## Task to complete
Write out every line below that includes the word "DÉCHETS".

## Data entries
##########

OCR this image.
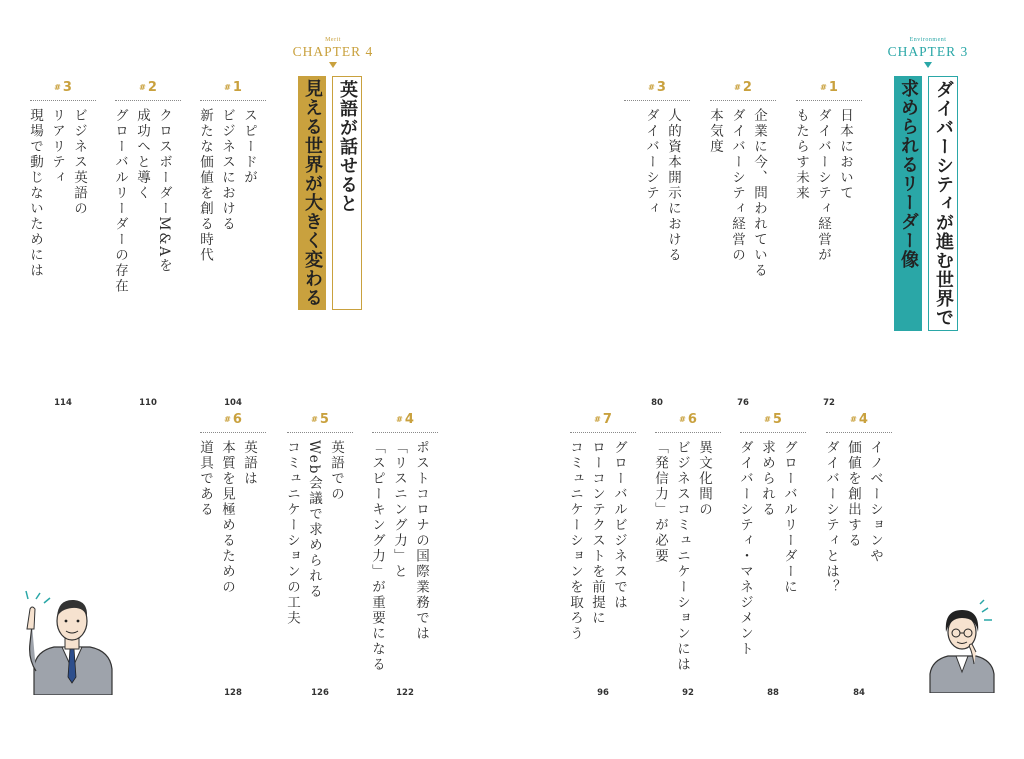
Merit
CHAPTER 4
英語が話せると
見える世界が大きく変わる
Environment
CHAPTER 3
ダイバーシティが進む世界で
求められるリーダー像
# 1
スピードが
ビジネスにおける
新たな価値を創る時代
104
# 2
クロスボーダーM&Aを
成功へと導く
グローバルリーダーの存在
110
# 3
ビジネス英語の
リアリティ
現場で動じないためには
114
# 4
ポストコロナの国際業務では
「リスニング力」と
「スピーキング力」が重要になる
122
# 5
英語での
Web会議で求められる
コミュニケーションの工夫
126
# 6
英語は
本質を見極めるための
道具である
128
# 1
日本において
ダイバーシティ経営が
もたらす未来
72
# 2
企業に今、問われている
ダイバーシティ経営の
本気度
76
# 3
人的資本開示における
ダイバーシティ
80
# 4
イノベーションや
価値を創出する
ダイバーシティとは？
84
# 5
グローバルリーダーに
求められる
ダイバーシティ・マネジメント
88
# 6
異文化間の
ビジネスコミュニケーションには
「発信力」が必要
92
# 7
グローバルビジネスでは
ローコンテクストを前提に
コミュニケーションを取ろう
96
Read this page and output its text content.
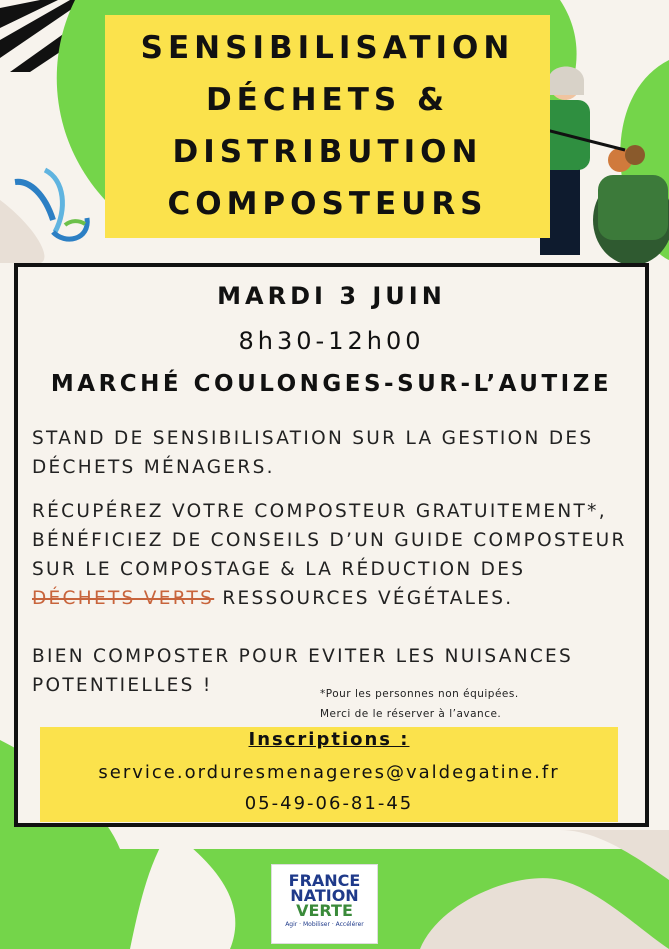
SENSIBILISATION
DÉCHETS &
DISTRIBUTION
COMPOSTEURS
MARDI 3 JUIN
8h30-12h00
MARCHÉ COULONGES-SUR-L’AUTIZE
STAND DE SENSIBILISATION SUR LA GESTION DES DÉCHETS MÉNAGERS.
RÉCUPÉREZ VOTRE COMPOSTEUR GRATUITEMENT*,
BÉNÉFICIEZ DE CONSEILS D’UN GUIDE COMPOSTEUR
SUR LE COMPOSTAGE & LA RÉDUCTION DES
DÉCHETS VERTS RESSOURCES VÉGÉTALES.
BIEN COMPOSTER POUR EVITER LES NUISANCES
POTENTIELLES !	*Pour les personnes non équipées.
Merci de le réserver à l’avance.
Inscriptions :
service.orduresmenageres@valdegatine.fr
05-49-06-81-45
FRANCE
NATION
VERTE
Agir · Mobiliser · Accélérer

##########

## Result of this exercise
DÉCHETS &
STAND DE SENSIBILISATION SUR LA GESTION DES DÉCHETS MÉNAGERS.
DÉCHETS VERTS RESSOURCES VÉGÉTALES.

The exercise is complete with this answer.